== Task to complete ==
Check every line below for the word "text" and copy each one that has it.

== Input rows ==
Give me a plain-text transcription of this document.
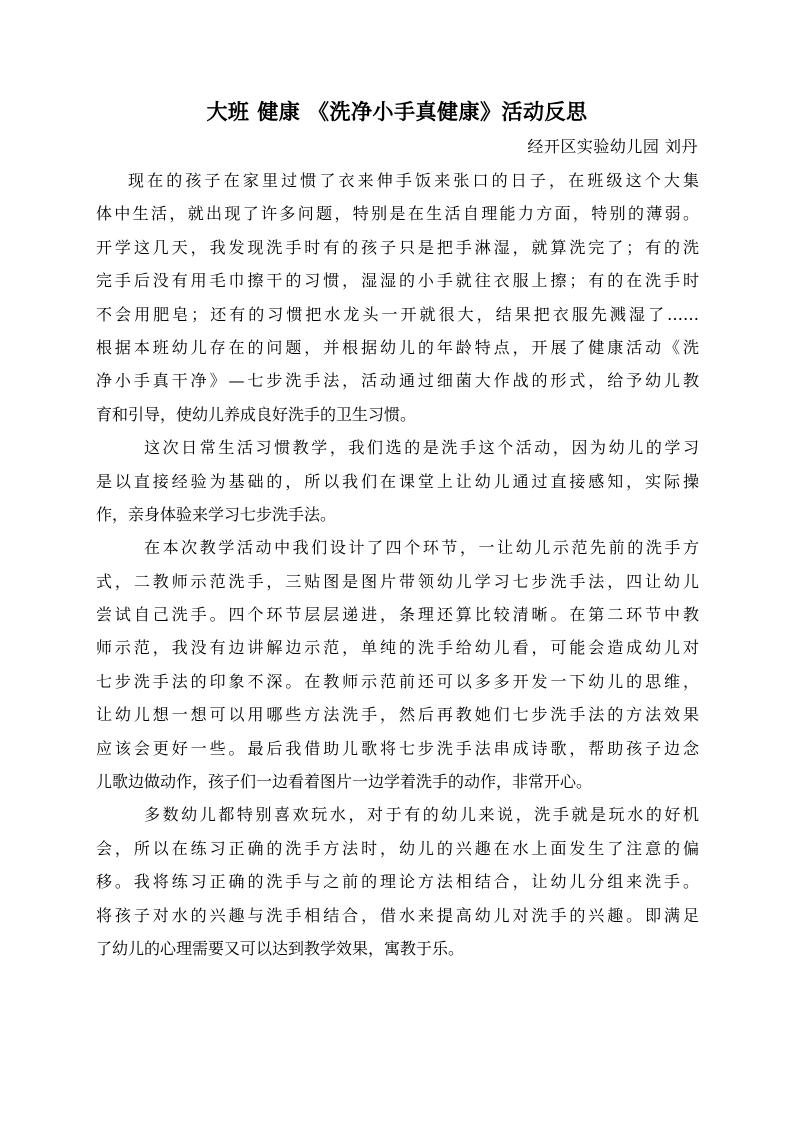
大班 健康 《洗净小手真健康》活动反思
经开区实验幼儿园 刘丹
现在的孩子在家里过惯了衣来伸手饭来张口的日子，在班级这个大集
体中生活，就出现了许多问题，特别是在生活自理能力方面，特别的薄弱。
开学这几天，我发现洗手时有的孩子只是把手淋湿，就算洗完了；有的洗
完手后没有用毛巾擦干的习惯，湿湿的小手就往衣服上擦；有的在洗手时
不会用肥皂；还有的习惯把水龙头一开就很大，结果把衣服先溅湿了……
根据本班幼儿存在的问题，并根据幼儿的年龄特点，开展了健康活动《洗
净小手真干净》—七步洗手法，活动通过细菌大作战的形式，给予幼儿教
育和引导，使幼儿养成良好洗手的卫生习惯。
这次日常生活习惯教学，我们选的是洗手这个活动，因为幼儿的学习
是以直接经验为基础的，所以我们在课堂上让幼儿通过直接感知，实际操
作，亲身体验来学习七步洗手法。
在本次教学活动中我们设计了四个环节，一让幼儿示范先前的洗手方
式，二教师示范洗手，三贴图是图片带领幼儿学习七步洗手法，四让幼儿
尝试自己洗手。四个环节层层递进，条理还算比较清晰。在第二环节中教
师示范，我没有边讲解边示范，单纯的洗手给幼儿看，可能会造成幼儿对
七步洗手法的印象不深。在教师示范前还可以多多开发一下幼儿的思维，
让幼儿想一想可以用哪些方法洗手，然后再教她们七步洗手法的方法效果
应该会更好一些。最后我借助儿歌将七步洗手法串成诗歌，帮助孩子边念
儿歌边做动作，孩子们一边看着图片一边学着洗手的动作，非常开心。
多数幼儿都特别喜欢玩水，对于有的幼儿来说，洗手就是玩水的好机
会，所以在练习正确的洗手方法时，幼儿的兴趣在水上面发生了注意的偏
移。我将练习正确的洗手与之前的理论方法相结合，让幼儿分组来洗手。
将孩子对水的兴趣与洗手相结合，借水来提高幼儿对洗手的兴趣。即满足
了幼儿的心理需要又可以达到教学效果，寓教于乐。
* * *
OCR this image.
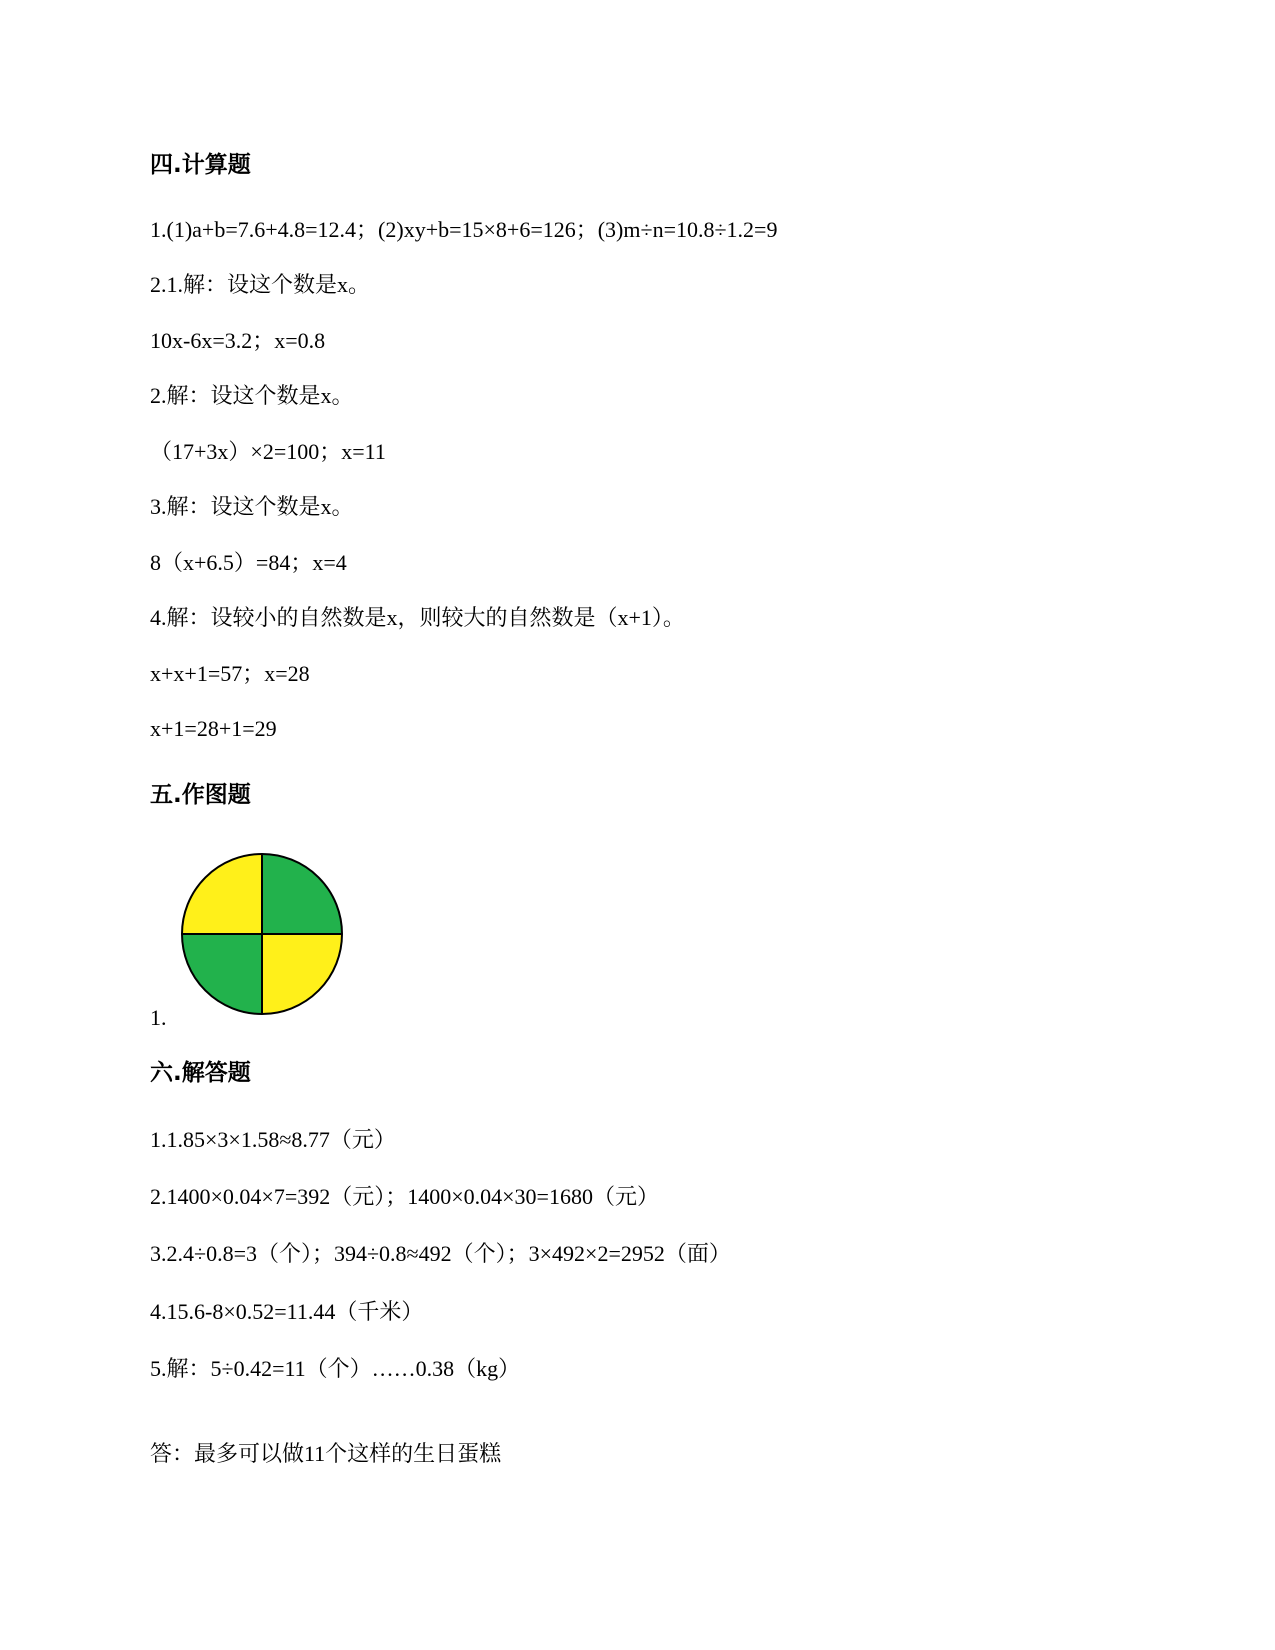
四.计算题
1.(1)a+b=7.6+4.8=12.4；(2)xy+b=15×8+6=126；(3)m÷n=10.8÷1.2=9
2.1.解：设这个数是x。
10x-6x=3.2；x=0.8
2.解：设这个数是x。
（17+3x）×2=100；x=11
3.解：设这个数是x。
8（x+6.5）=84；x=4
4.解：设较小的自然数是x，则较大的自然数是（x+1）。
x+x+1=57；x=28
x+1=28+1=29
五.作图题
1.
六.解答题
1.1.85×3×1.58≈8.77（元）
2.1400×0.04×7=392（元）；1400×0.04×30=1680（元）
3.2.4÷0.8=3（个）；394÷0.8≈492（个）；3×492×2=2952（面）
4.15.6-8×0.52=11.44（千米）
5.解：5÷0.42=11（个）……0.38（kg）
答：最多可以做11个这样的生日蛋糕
---
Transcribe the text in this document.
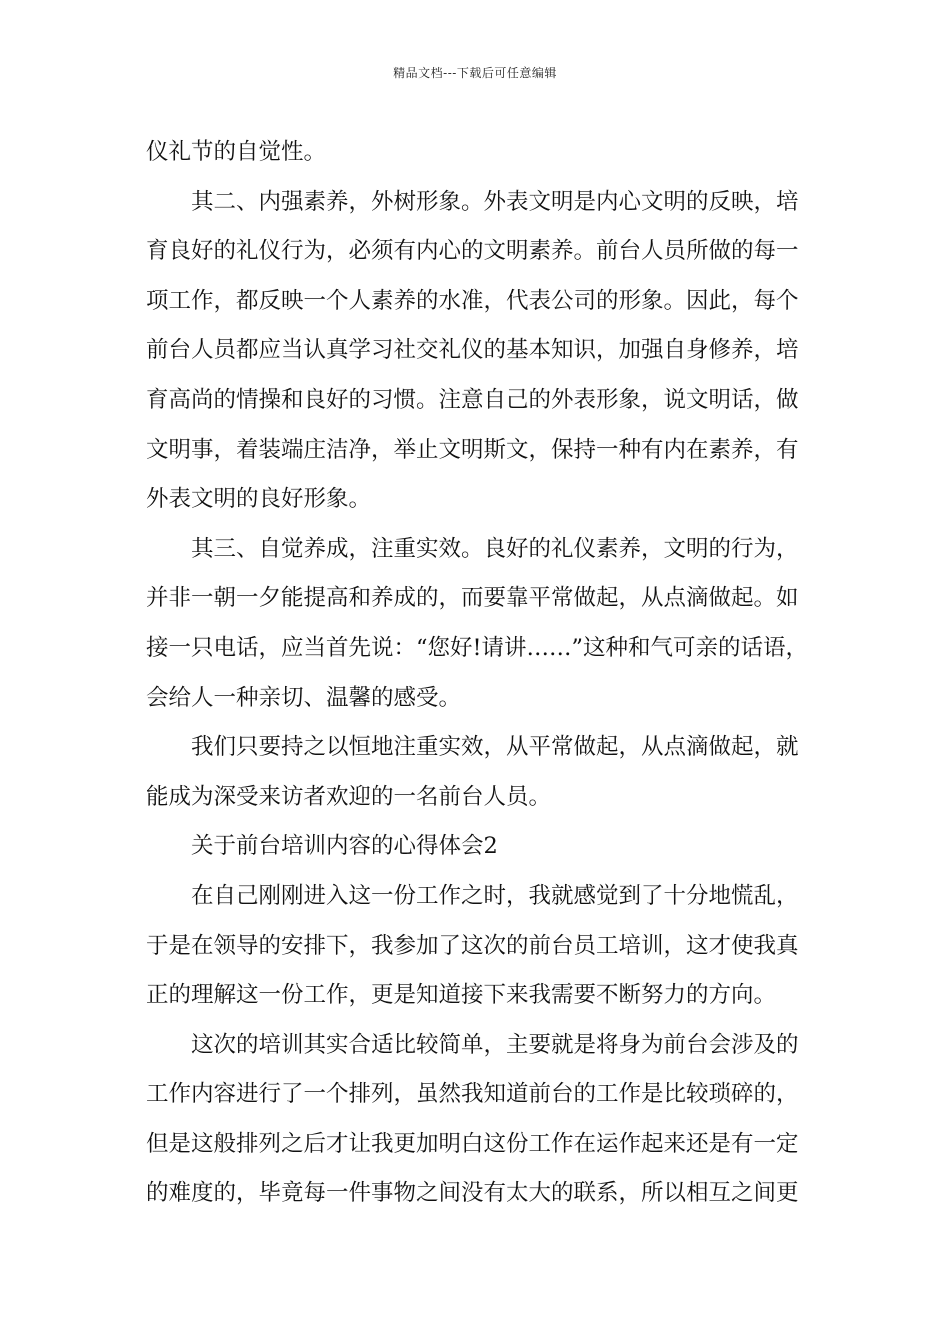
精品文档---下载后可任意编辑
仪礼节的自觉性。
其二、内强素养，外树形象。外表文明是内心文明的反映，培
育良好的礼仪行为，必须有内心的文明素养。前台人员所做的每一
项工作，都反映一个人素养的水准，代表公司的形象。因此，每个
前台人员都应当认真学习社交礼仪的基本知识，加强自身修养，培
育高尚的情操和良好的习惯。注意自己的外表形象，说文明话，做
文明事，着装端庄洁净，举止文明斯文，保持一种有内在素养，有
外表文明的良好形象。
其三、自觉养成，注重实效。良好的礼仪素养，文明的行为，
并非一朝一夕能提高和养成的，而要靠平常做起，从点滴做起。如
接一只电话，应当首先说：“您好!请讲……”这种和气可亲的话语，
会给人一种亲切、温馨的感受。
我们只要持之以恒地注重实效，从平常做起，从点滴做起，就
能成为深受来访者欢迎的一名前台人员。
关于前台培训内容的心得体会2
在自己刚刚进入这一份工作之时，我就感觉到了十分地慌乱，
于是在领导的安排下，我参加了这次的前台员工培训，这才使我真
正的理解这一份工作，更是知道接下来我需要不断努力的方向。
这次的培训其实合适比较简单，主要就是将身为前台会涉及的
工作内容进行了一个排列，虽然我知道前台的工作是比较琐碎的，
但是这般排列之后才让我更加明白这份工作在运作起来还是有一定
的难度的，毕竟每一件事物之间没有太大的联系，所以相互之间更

== Full solution ==
Give me a plain-text transcription of this document.
Transcribe the text in this document.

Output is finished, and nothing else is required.